YOUR INSTRUCTIONS: Go through the listing and write out all of it exactly.

------ DATASET RECORDS ------

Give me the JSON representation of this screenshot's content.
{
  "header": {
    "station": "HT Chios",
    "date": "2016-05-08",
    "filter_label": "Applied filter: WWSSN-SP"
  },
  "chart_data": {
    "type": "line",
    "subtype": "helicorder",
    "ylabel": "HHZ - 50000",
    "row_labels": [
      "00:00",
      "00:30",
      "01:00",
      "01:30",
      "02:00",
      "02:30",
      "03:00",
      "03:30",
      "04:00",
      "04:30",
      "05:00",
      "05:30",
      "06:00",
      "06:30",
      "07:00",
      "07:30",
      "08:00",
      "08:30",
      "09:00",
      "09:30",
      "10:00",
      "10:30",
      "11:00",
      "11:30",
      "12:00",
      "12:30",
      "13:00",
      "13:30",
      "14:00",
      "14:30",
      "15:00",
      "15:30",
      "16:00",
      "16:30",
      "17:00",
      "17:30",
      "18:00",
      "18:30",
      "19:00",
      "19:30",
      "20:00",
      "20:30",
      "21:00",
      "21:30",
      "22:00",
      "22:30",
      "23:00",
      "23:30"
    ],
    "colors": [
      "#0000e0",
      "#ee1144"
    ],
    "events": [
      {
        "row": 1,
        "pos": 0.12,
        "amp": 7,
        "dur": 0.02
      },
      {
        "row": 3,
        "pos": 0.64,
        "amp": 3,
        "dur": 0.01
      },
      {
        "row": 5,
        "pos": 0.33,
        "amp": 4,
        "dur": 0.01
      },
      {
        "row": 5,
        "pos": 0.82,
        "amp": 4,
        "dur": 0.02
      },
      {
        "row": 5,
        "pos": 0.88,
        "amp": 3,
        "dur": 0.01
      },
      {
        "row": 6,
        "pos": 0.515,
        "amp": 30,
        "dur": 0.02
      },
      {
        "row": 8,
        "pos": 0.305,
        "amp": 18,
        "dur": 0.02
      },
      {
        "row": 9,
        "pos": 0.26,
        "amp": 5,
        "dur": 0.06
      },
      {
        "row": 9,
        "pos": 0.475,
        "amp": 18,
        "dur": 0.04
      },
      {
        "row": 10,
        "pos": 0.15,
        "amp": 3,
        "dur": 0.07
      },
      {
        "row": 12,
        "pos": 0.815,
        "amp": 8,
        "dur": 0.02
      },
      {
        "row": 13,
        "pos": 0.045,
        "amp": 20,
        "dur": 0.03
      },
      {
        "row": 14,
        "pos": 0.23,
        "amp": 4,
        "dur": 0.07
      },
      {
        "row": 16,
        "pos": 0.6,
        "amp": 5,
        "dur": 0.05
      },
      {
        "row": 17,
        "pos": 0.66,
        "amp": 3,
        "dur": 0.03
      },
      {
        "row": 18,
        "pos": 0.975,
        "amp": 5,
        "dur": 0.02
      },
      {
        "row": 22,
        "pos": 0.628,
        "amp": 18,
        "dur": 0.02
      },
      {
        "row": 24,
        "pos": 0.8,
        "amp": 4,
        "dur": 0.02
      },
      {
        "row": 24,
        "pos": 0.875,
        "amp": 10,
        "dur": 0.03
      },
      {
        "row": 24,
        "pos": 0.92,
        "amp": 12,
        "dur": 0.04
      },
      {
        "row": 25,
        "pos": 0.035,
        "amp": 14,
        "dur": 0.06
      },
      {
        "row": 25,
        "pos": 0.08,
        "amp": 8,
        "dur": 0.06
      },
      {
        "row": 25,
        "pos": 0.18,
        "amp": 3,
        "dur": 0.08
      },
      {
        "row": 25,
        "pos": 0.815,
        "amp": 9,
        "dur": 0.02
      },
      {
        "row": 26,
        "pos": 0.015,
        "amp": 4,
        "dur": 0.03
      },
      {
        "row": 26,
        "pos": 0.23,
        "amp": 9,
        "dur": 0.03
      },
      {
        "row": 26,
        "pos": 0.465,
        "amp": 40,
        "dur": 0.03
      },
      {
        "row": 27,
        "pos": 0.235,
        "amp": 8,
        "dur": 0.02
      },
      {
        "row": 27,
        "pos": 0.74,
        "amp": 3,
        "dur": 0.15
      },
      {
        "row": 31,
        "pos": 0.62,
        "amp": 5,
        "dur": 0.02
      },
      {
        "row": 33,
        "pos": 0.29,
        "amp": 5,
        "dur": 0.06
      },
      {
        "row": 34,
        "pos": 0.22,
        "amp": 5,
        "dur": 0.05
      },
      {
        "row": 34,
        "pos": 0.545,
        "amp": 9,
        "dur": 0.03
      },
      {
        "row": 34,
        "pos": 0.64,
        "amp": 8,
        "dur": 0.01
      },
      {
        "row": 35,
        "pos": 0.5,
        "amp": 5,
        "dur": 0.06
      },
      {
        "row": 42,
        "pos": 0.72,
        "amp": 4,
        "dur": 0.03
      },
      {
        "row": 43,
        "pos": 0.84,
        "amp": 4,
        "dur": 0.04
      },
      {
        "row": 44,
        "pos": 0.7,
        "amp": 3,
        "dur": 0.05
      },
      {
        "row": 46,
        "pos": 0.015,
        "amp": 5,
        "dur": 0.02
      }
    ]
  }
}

------

THE COMPLETED TASK:
Give me the JSON representation of this screenshot's content.
{
  "header": {
    "station": "HT Chios",
    "date": "2016-05-08",
    "filter_label": "Applied filter: WWSSN-SP"
  },
  "chart_data": {
    "type": "line",
    "subtype": "helicorder",
    "ylabel": "HHZ - 50000",
    "row_labels": [
      "00:00",
      "00:30",
      "01:00",
      "01:30",
      "02:00",
      "02:30",
      "03:00",
      "03:30",
      "04:00",
      "04:30",
      "05:00",
      "05:30",
      "06:00",
      "06:30",
      "07:00",
      "07:30",
      "08:00",
      "08:30",
      "09:00",
      "09:30",
      "10:00",
      "10:30",
      "11:00",
      "11:30",
      "12:00",
      "12:30",
      "13:00",
      "13:30",
      "14:00",
      "14:30",
      "15:00",
      "15:30",
      "16:00",
      "16:30",
      "17:00",
      "17:30",
      "18:00",
      "18:30",
      "19:00",
      "19:30",
      "20:00",
      "20:30",
      "21:00",
      "21:30",
      "22:00",
      "22:30",
      "23:00",
      "23:30"
    ],
    "colors": [
      "#0000e0",
      "#ee1144"
    ],
    "events": [
      {
        "row": 1,
        "pos": 0.12,
        "amp": 7,
        "dur": 0.02
      },
      {
        "row": 3,
        "pos": 0.64,
        "amp": 3,
        "dur": 0.01
      },
      {
        "row": 5,
        "pos": 0.33,
        "amp": 4,
        "dur": 0.01
      },
      {
        "row": 5,
        "pos": 0.82,
        "amp": 4,
        "dur": 0.02
      },
      {
        "row": 5,
        "pos": 0.88,
        "amp": 3,
        "dur": 0.01
      },
      {
        "row": 6,
        "pos": 0.515,
        "amp": 30,
        "dur": 0.02
      },
      {
        "row": 8,
        "pos": 0.305,
        "amp": 18,
        "dur": 0.02
      },
      {
        "row": 9,
        "pos": 0.26,
        "amp": 5,
        "dur": 0.06
      },
      {
        "row": 9,
        "pos": 0.475,
        "amp": 18,
        "dur": 0.04
      },
      {
        "row": 10,
        "pos": 0.15,
        "amp": 3,
        "dur": 0.07
      },
      {
        "row": 12,
        "pos": 0.815,
        "amp": 8,
        "dur": 0.02
      },
      {
        "row": 13,
        "pos": 0.045,
        "amp": 20,
        "dur": 0.03
      },
      {
        "row": 14,
        "pos": 0.23,
        "amp": 4,
        "dur": 0.07
      },
      {
        "row": 16,
        "pos": 0.6,
        "amp": 5,
        "dur": 0.05
      },
      {
        "row": 17,
        "pos": 0.66,
        "amp": 3,
        "dur": 0.03
      },
      {
        "row": 18,
        "pos": 0.975,
        "amp": 5,
        "dur": 0.02
      },
      {
        "row": 22,
        "pos": 0.628,
        "amp": 18,
        "dur": 0.02
      },
      {
        "row": 24,
        "pos": 0.8,
        "amp": 4,
        "dur": 0.02
      },
      {
        "row": 24,
        "pos": 0.875,
        "amp": 10,
        "dur": 0.03
      },
      {
        "row": 24,
        "pos": 0.92,
        "amp": 12,
        "dur": 0.04
      },
      {
        "row": 25,
        "pos": 0.035,
        "amp": 14,
        "dur": 0.06
      },
      {
        "row": 25,
        "pos": 0.08,
        "amp": 8,
        "dur": 0.06
      },
      {
        "row": 25,
        "pos": 0.18,
        "amp": 3,
        "dur": 0.08
      },
      {
        "row": 25,
        "pos": 0.815,
        "amp": 9,
        "dur": 0.02
      },
      {
        "row": 26,
        "pos": 0.015,
        "amp": 4,
        "dur": 0.03
      },
      {
        "row": 26,
        "pos": 0.23,
        "amp": 9,
        "dur": 0.03
      },
      {
        "row": 26,
        "pos": 0.465,
        "amp": 40,
        "dur": 0.03
      },
      {
        "row": 27,
        "pos": 0.235,
        "amp": 8,
        "dur": 0.02
      },
      {
        "row": 27,
        "pos": 0.74,
        "amp": 3,
        "dur": 0.15
      },
      {
        "row": 31,
        "pos": 0.62,
        "amp": 5,
        "dur": 0.02
      },
      {
        "row": 33,
        "pos": 0.29,
        "amp": 5,
        "dur": 0.06
      },
      {
        "row": 34,
        "pos": 0.22,
        "amp": 5,
        "dur": 0.05
      },
      {
        "row": 34,
        "pos": 0.545,
        "amp": 9,
        "dur": 0.03
      },
      {
        "row": 34,
        "pos": 0.64,
        "amp": 8,
        "dur": 0.01
      },
      {
        "row": 35,
        "pos": 0.5,
        "amp": 5,
        "dur": 0.06
      },
      {
        "row": 42,
        "pos": 0.72,
        "amp": 4,
        "dur": 0.03
      },
      {
        "row": 43,
        "pos": 0.84,
        "amp": 4,
        "dur": 0.04
      },
      {
        "row": 44,
        "pos": 0.7,
        "amp": 3,
        "dur": 0.05
      },
      {
        "row": 46,
        "pos": 0.015,
        "amp": 5,
        "dur": 0.02
      }
    ]
  }
}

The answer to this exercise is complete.